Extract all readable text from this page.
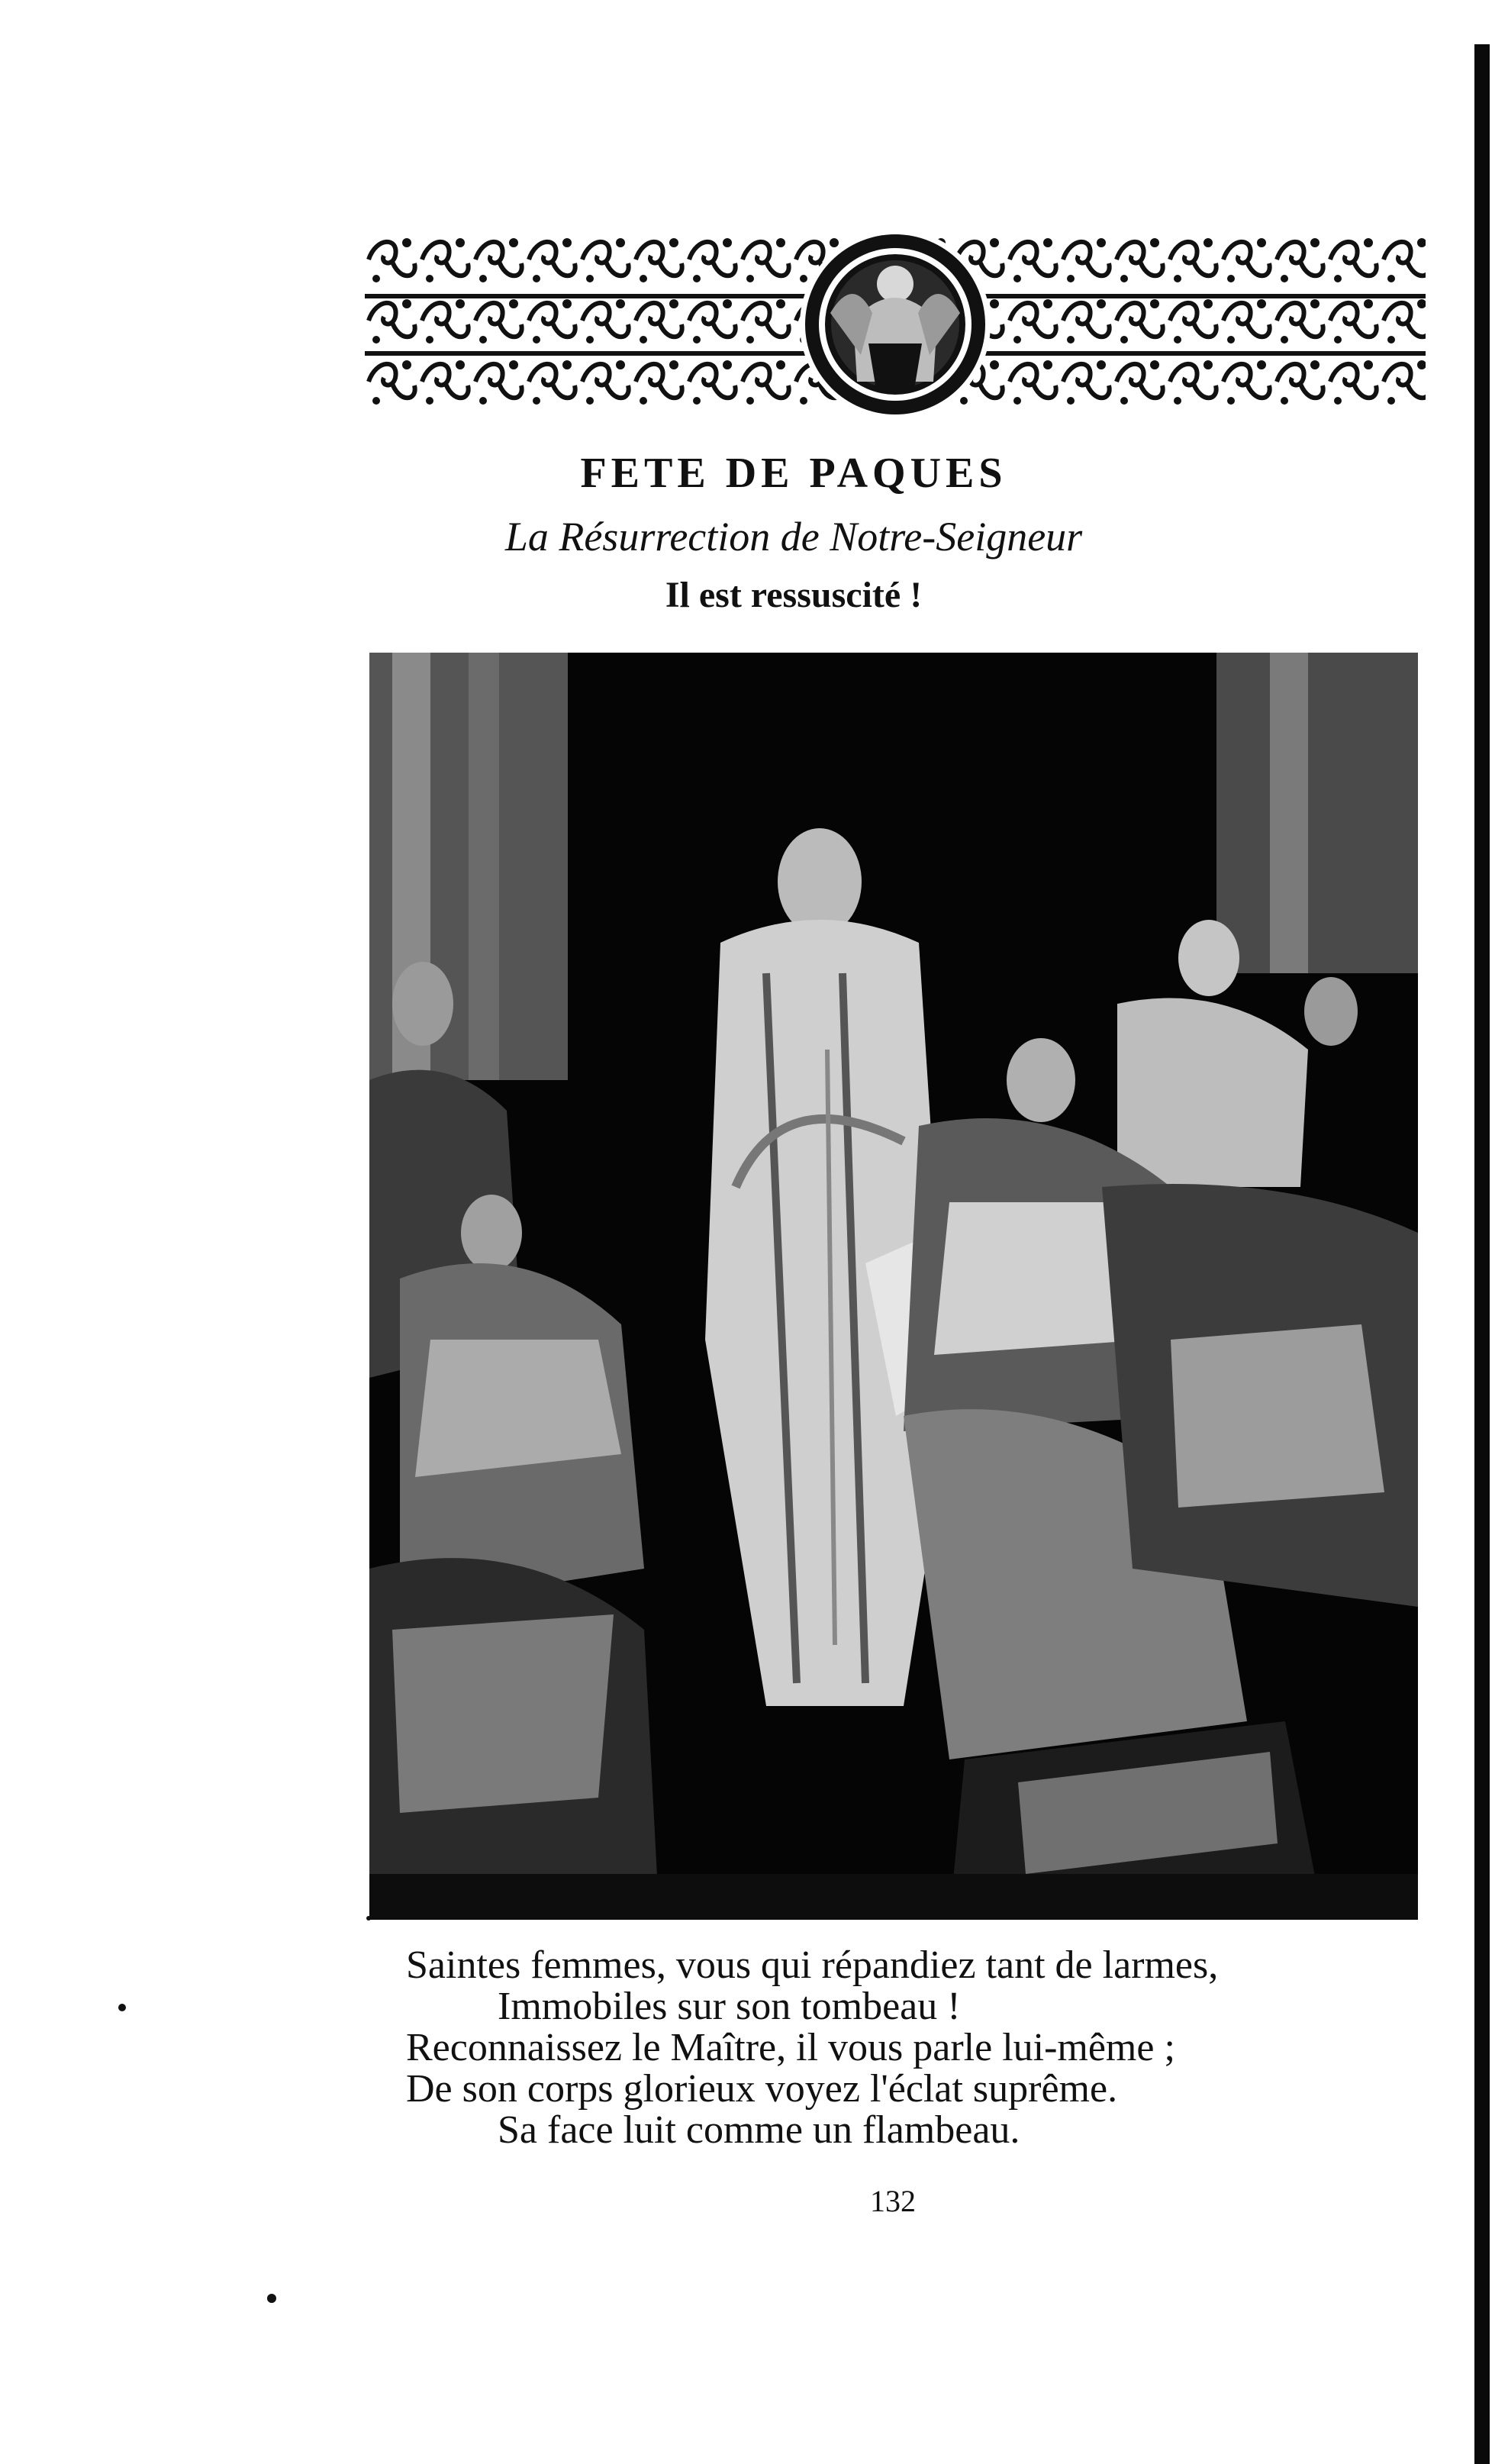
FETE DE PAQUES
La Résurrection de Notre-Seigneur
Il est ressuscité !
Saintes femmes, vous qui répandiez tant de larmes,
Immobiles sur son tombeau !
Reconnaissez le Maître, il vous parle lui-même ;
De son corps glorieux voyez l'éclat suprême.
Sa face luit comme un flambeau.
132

*Exercise description*.
Restate each entry word for word, please, but drop any images it holds.

*Task solution*.
Extract all readable text from this page.
FETE DE PAQUES
La Résurrection de Notre-Seigneur
Il est ressuscité !
Saintes femmes, vous qui répandiez tant de larmes,
Immobiles sur son tombeau !
Reconnaissez le Maître, il vous parle lui-même ;
De son corps glorieux voyez l'éclat suprême.
Sa face luit comme un flambeau.
132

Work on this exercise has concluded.